▶ [GOAL]: Identify the lines that include the word "frac", then copy all of them.

* BEGIN RECORD EXTRACTS *

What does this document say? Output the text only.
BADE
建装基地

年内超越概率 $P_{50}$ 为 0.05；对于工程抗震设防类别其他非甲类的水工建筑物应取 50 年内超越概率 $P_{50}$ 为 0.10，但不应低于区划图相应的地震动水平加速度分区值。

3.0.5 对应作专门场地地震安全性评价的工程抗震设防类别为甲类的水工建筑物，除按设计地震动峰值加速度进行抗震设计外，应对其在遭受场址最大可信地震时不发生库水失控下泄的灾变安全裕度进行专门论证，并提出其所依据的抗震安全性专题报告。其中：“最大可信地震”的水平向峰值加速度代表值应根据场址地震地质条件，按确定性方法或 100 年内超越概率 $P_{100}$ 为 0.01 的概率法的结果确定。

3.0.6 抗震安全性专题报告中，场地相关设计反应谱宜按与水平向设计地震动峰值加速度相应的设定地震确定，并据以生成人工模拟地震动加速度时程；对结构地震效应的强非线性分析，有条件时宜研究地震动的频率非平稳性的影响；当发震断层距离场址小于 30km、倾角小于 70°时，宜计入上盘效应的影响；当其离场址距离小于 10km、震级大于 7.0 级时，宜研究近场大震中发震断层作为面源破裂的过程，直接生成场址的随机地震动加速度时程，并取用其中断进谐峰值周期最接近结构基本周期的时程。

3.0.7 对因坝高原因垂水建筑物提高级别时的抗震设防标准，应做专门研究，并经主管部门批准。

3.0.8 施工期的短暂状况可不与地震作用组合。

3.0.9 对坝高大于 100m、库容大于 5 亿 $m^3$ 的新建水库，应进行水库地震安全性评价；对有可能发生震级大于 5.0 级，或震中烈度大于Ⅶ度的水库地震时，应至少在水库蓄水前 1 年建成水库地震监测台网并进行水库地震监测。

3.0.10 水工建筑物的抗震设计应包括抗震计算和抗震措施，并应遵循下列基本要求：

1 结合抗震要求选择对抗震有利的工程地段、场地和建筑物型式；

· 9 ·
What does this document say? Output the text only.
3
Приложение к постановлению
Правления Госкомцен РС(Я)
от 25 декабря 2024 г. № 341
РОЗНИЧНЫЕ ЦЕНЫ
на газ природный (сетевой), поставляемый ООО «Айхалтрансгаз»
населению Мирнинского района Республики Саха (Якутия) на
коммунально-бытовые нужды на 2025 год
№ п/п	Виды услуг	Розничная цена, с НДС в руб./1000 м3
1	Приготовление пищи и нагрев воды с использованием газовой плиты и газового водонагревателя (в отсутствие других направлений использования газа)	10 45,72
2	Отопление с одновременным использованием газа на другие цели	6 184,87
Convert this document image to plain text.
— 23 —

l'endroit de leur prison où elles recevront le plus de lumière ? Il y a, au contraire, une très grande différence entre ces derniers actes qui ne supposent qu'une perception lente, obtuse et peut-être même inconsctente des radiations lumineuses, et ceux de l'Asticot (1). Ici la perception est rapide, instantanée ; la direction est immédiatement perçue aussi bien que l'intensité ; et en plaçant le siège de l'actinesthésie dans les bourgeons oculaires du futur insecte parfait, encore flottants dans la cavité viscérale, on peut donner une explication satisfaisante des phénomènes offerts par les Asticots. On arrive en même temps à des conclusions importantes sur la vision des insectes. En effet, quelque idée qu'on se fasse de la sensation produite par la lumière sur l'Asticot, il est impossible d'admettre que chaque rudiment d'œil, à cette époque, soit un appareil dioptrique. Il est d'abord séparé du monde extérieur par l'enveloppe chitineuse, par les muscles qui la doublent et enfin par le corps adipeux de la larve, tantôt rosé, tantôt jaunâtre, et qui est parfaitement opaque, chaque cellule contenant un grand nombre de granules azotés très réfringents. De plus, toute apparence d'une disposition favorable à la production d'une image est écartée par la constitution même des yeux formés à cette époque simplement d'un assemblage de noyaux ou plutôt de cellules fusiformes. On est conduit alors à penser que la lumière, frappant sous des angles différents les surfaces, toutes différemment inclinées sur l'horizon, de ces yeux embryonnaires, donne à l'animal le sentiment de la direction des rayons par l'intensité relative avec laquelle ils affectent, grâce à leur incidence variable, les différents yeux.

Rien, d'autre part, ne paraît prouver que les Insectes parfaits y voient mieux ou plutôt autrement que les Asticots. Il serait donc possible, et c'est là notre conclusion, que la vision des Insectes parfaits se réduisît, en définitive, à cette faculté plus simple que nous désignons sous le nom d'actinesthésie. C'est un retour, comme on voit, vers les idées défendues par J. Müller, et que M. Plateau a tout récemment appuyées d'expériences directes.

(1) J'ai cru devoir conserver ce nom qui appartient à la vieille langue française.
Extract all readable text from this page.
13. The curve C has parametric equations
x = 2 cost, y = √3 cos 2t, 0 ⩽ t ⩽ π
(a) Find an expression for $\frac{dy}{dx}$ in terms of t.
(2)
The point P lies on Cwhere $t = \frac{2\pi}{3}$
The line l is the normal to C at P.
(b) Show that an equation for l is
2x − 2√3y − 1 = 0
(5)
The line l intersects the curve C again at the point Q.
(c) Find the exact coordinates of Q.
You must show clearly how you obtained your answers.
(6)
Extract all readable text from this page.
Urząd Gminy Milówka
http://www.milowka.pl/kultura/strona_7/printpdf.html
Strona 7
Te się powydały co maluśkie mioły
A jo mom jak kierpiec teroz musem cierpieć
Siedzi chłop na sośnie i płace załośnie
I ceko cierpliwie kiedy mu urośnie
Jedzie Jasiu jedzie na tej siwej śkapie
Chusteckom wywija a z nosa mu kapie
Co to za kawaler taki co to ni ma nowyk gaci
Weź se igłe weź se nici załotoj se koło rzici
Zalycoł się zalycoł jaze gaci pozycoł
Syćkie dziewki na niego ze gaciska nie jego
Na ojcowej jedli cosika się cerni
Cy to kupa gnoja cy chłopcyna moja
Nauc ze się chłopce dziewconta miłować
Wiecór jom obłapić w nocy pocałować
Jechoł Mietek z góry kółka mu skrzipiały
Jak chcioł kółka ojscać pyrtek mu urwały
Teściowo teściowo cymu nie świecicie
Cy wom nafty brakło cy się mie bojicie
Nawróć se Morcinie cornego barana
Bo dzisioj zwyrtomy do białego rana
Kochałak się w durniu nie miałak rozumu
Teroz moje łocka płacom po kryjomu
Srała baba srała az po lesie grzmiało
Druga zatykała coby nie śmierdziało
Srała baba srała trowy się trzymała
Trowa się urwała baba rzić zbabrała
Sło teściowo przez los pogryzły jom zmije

* END RECORD EXTRACTS *

▶ [COMPLETED TASK]:
(a) Find an expression for $\frac{dy}{dx}$ in terms of t.
The point P lies on Cwhere $t = \frac{2\pi}{3}$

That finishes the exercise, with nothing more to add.